- Excerpted passage:
========
High court to hear abortion-clinic protest case – for 3rd time

Wednesday, June 29, 2005

WASHINGTON — A marathon 19-year lawsuit that could threaten the free-speech rights of protesters is back before the Supreme Court for a third time.

In one of the final actions of its term, the Supreme Court yesterday agreed to review Scheidler v. National Organization for Women yet again. It will be argued later this year or in early 2006.

The action came two years after many thought the Supreme Court had put an end to the litigation by undercutting all the premises behind an effort by NOW to hold abortion protesters liable for damages under a federal anti-racketeering law.

But the 7th U.S. Circuit Court of Appeals revived the case, and now the anti-abortion groups are asking the Supreme Court to block it again.

“This truly is a case of deja vu all over again,” wrote Alan Untereiner, lawyer for Joseph Scheidler and the Pro-Life Action League in seeking high court review.

“Enough is enough,” added a brief filed by a group of organizations and individuals concerned about the speech-stifling effects of using the federal Racketeer Influenced and Corrupt Organizations Act — or RICO — against organized protests. “This lawsuit has gone on for nearly two decades and makes the lawyers in chancery described in Charles Dickens’ Bleak House look like models of efficiency.”
========
- Available data:
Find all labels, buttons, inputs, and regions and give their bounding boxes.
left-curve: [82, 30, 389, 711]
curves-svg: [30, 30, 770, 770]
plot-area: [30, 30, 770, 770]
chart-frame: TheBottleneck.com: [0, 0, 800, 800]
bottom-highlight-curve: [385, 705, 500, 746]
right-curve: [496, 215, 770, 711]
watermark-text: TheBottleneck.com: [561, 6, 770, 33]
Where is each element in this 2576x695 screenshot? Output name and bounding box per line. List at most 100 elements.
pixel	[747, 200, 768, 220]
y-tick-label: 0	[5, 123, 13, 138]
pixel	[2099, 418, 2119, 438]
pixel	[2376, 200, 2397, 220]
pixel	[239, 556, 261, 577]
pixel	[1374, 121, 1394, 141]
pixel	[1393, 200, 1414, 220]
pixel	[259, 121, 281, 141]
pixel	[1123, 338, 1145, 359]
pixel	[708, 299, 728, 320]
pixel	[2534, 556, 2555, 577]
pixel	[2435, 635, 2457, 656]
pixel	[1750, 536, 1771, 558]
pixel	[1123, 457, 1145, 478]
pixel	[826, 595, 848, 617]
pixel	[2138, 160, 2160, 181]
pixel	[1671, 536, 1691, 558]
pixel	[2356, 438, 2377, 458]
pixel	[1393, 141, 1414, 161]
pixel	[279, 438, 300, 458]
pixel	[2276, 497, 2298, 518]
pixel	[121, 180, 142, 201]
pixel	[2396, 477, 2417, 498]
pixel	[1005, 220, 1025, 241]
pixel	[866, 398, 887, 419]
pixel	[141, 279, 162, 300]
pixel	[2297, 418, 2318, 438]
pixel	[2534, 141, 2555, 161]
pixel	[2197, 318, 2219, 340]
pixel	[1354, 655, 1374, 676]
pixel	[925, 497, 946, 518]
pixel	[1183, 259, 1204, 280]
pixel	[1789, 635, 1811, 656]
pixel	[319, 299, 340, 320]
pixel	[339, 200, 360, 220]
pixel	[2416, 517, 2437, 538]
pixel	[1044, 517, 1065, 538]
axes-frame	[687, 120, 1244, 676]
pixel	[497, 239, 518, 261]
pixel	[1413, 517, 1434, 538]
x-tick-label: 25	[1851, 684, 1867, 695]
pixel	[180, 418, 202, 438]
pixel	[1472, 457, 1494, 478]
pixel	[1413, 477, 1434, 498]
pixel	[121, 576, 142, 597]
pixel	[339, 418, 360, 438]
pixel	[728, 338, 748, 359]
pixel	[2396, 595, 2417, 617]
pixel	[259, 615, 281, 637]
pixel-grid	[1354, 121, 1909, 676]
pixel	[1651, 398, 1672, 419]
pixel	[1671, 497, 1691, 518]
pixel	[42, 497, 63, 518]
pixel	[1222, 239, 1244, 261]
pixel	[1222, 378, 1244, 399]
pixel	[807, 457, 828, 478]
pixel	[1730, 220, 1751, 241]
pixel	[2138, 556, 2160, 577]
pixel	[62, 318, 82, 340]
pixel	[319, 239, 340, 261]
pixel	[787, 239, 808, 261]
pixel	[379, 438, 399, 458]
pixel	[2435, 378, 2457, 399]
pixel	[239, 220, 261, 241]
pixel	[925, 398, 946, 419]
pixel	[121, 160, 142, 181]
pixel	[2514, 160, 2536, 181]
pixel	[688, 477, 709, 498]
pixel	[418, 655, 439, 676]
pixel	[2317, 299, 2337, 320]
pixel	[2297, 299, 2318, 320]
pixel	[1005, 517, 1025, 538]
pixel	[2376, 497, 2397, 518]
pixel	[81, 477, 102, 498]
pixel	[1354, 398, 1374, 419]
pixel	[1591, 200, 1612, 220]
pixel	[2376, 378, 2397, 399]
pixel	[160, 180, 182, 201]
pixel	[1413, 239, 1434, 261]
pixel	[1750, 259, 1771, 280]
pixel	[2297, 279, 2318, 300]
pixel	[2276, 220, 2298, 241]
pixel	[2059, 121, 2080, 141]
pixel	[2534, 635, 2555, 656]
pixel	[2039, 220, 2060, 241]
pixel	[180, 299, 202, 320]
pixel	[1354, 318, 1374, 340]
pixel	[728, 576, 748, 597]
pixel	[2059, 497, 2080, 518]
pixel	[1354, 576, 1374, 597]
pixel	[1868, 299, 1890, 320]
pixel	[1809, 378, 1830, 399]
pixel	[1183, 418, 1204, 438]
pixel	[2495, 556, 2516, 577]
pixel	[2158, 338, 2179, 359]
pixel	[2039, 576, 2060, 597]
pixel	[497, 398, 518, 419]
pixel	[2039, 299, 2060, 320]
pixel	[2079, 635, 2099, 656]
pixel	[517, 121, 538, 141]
========
- Exercise aim: Rewrite the news article between "High court to" and "a third time.", inclusive, changing "marathon" to "long-running".

- Exercise result:
High court to hear abortion-clinic protest case – for 3rd time

Wednesday, June 29, 2005

WASHINGTON — A long-running 19-year lawsuit that could threaten the free-speech rights of protesters is back before the Supreme Court for a third time.